=== Required work ===
Look below for the line containing "Transcribe this image's", then write out that line and every line after it to the end, exactly, minus the pictures.

=== Records for the task ===
────
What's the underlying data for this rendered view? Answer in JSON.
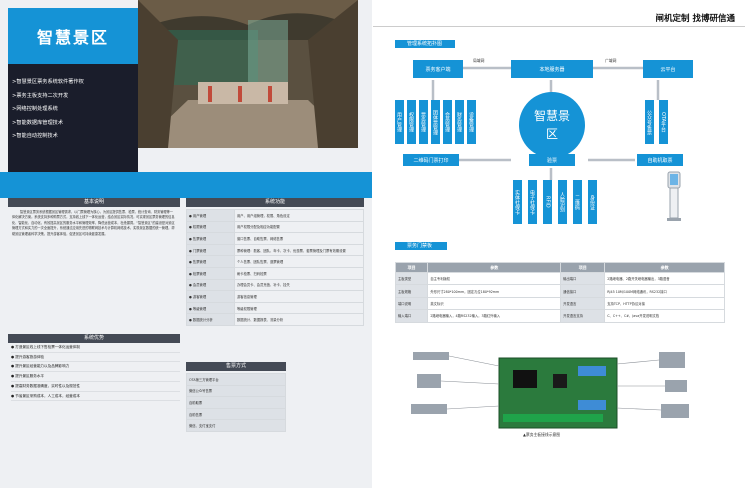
{
  "header": {
    "title": "智慧景区"
  },
  "features": [
    "智慧景区票务系统软件著作权",
    "票务主板支持二次开发",
    "网络控制处理系统",
    "智能数据库管理技术",
    "智能自动控制技术"
  ],
  "basic": {
    "title": "基本说明",
    "text": "智慧景区票务系统根据景区管理需求，以门票管理为核心，为景区提供售票、检票、统计查询、财务管理等一体化解决方案。系统支持多种购票方式，支持线上线下一体化运营，结合景区实际情况，可实现景区票务管理的信息化、智能化、自动化，有效提高景区的服务水平和管理效率，降低运营成本，杜绝漏洞。“智慧景区”的建设是对景区管理方式和实力的一次全面提升，系统通过应用先进的物联网技术与计算机网络技术，实现景区数据的统一管理，帮助景区管理者科学决策，提升游客体验，促进景区可持续健康发展。"
  },
  "advantage": {
    "title": "系统优势",
    "items": [
      "打造景区线上线下售检票一体化运营体制",
      "提升游客旅游体验",
      "提升景区经营能力以及品牌影响力",
      "提升景区服务水平",
      "提高财务数据准确度，实时性以及规范性",
      "节省景区采购成本，人工成本，经营成本"
    ]
  },
  "functions": {
    "title": "系统功能",
    "rows": [
      [
        "用户管理",
        "用户、用户组管理，权限、角色设定"
      ],
      [
        "权限管理",
        "用户权限分配及相应功能配置"
      ],
      [
        "售票管理",
        "窗口售票、自助售票、网络售票"
      ],
      [
        "门票管理",
        "票种管理：散客、团队、年卡、次卡、优惠票、套票管理及门票有效期设置"
      ],
      [
        "售票管理",
        "个人售票、团队售票、退票管理"
      ],
      [
        "检票管理",
        "刷卡检票、扫码检票"
      ],
      [
        "会员管理",
        "办理会员卡、会员充值、补卡、挂失"
      ],
      [
        "游客管理",
        "游客信息管理"
      ],
      [
        "等级管理",
        "等级权限管理"
      ],
      [
        "数据统计分析",
        "数据统计、数据报表、流量分析"
      ]
    ]
  },
  "sales": {
    "title": "售票方式",
    "items": [
      "OTA第三方管理平台",
      "微信公众号售票",
      "自助取票",
      "自助售票",
      "微信、支付宝支付"
    ]
  },
  "right": {
    "slogan": "闸机定制 找博研信通",
    "topology_title": "管理系统拓扑图",
    "nodes": {
      "client": "票务客户端",
      "server": "本地服务器",
      "cloud": "云平台",
      "lan": "局域网",
      "wan": "广域网",
      "center": "智慧景区",
      "print": "二维码门票打印",
      "check": "验票",
      "kiosk": "自助机取票"
    },
    "left_mods": [
      "用户管理",
      "权限管理",
      "票务管理",
      "团体票管理",
      "会员管理",
      "财务管理",
      "设备管理"
    ],
    "right_mods": [
      "公众号售票",
      "OTA平台"
    ],
    "bottom_mods": [
      "实体社保卡",
      "电子社保卡",
      "RFID",
      "人脸识别",
      "二维码",
      "身份证"
    ],
    "board_title": "票务门禁板",
    "board_headers": [
      "项目",
      "参数",
      "项目",
      "参数"
    ],
    "board_rows": [
      [
        "主板类型",
        "自主专利版权",
        "输出端口",
        "2路继电器、2路开关继电器输出，3路语音"
      ],
      [
        "主板规格",
        "外形尺寸280*100mm，固定孔位180*92mm",
        "通信接口",
        "RJ45 10M/100M网络通讯，RS232接口"
      ],
      [
        "端口说明",
        "英文标识",
        "开发语言",
        "支持TCP、HTTP协议对接"
      ],
      [
        "输入端口",
        "2路继电器输入，4路RS232输入，3路红外输入",
        "开发语言支持",
        "C、C++、C#、Java开发说明文档"
      ]
    ],
    "board_caption": "▲票务主板接线示意图"
  }
}
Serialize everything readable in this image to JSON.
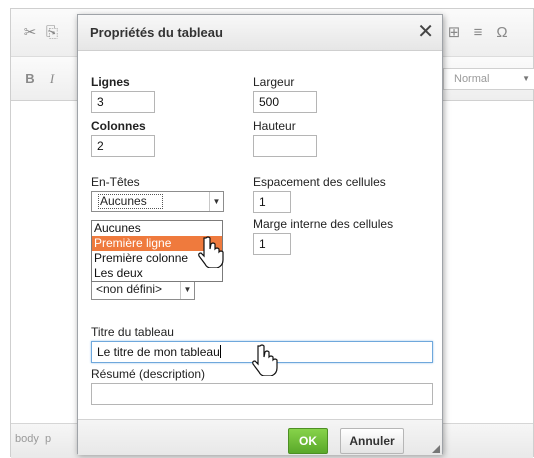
{
  "editor": {
    "toolbar1_icons": [
      "cut-icon",
      "copy-icon",
      "table-icon",
      "horizontal-rule-icon",
      "special-char-icon"
    ],
    "toolbar1_glyphs": {
      "cut": "✂",
      "copy": "⎘",
      "table": "⊞",
      "hr": "≡",
      "omega": "Ω"
    },
    "bold_label": "B",
    "italic_label": "I",
    "format_value": "Normal",
    "status_path": "body  p"
  },
  "dialog": {
    "title": "Propriétés du tableau",
    "close_glyph": "✕",
    "rows": {
      "label": "Lignes",
      "value": "3"
    },
    "cols": {
      "label": "Colonnes",
      "value": "2"
    },
    "width": {
      "label": "Largeur",
      "value": "500"
    },
    "height": {
      "label": "Hauteur",
      "value": ""
    },
    "headers": {
      "label": "En-Têtes",
      "selected": "Aucunes",
      "options": [
        "Aucunes",
        "Première ligne",
        "Première colonne",
        "Les deux"
      ],
      "highlighted_index": 1
    },
    "cell_spacing": {
      "label": "Espacement des cellules",
      "value": "1"
    },
    "cell_padding": {
      "label": "Marge interne des cellules",
      "value": "1"
    },
    "align_select": {
      "value": "<non défini>"
    },
    "caption": {
      "label": "Titre du tableau",
      "value": "Le titre de mon tableau"
    },
    "summary": {
      "label": "Résumé (description)",
      "value": ""
    },
    "ok_label": "OK",
    "cancel_label": "Annuler"
  },
  "colors": {
    "ok_button": "#5aa82a",
    "highlight": "#ef7a3d",
    "focus_border": "#6fa8dc"
  }
}
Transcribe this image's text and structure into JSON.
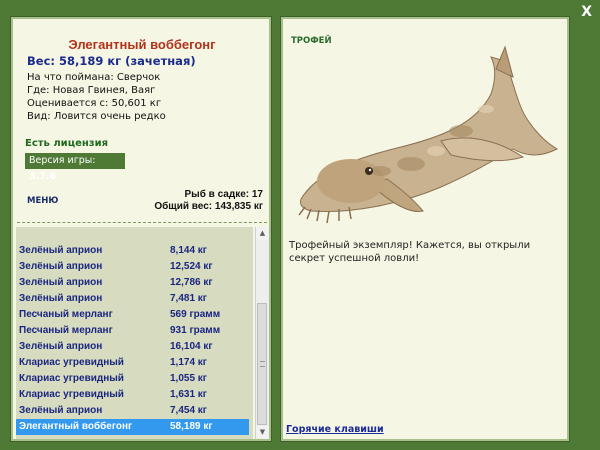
{
  "window": {
    "close_label": "X"
  },
  "left": {
    "fish_name": "Элегантный воббегонг",
    "weight_line": "Вес: 58,189 кг (зачетная)",
    "bait": "На что поймана: Сверчок",
    "location": "Где: Новая Гвинея, Ваяг",
    "valued_from": "Оценивается с: 50,601 кг",
    "rarity": "Вид: Ловится очень редко",
    "license": "Есть лицензия",
    "version_label": "Версия игры:",
    "version_value": "3.7.6",
    "menu_label": "МЕНЮ",
    "stats_count": "Рыб в садке: 17",
    "stats_total": "Общий вес: 143,835 кг"
  },
  "catch_list": [
    {
      "name": "Зелёный априон",
      "weight": "8,144 кг"
    },
    {
      "name": "Зелёный априон",
      "weight": "12,524 кг"
    },
    {
      "name": "Зелёный априон",
      "weight": "12,786 кг"
    },
    {
      "name": "Зелёный априон",
      "weight": "7,481 кг"
    },
    {
      "name": "Песчаный мерланг",
      "weight": "569 грамм"
    },
    {
      "name": "Песчаный мерланг",
      "weight": "931 грамм"
    },
    {
      "name": "Зелёный априон",
      "weight": "16,104 кг"
    },
    {
      "name": "Клариас угревидный",
      "weight": "1,174 кг"
    },
    {
      "name": "Клариас угревидный",
      "weight": "1,055 кг"
    },
    {
      "name": "Клариас угревидный",
      "weight": "1,631 кг"
    },
    {
      "name": "Зелёный априон",
      "weight": "7,454 кг"
    },
    {
      "name": "Элегантный воббегонг",
      "weight": "58,189 кг",
      "selected": true
    }
  ],
  "right": {
    "trophy_label": "ТРОФЕЙ",
    "trophy_text": "Трофейный экземпляр! Кажется, вы открыли секрет успешной ловли!",
    "hotkeys_label": "Горячие клавиши"
  },
  "colors": {
    "frame": "#4f7a36",
    "panel": "#f6f6e4",
    "title_red": "#b3321b",
    "link_blue": "#1a2b9c",
    "selection": "#3399ee"
  }
}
────
=== Answer to the task ===
Transcribe this image's text and structure into JSON.
{
  "window": {
    "close_label": "X"
  },
  "left": {
    "fish_name": "Элегантный воббегонг",
    "weight_line": "Вес: 58,189 кг (зачетная)",
    "bait": "На что поймана: Сверчок",
    "location": "Где: Новая Гвинея, Ваяг",
    "valued_from": "Оценивается с: 50,601 кг",
    "rarity": "Вид: Ловится очень редко",
    "license": "Есть лицензия",
    "version_label": "Версия игры:",
    "version_value": "3.7.6",
    "menu_label": "МЕНЮ",
    "stats_count": "Рыб в садке: 17",
    "stats_total": "Общий вес: 143,835 кг"
  },
  "catch_list": [
    {
      "name": "Зелёный априон",
      "weight": "8,144 кг"
    },
    {
      "name": "Зелёный априон",
      "weight": "12,524 кг"
    },
    {
      "name": "Зелёный априон",
      "weight": "12,786 кг"
    },
    {
      "name": "Зелёный априон",
      "weight": "7,481 кг"
    },
    {
      "name": "Песчаный мерланг",
      "weight": "569 грамм"
    },
    {
      "name": "Песчаный мерланг",
      "weight": "931 грамм"
    },
    {
      "name": "Зелёный априон",
      "weight": "16,104 кг"
    },
    {
      "name": "Клариас угревидный",
      "weight": "1,174 кг"
    },
    {
      "name": "Клариас угревидный",
      "weight": "1,055 кг"
    },
    {
      "name": "Клариас угревидный",
      "weight": "1,631 кг"
    },
    {
      "name": "Зелёный априон",
      "weight": "7,454 кг"
    },
    {
      "name": "Элегантный воббегонг",
      "weight": "58,189 кг",
      "selected": true
    }
  ],
  "right": {
    "trophy_label": "ТРОФЕЙ",
    "trophy_text": "Трофейный экземпляр! Кажется, вы открыли секрет успешной ловли!",
    "hotkeys_label": "Горячие клавиши"
  },
  "colors": {
    "frame": "#4f7a36",
    "panel": "#f6f6e4",
    "title_red": "#b3321b",
    "link_blue": "#1a2b9c",
    "selection": "#3399ee"
  }
}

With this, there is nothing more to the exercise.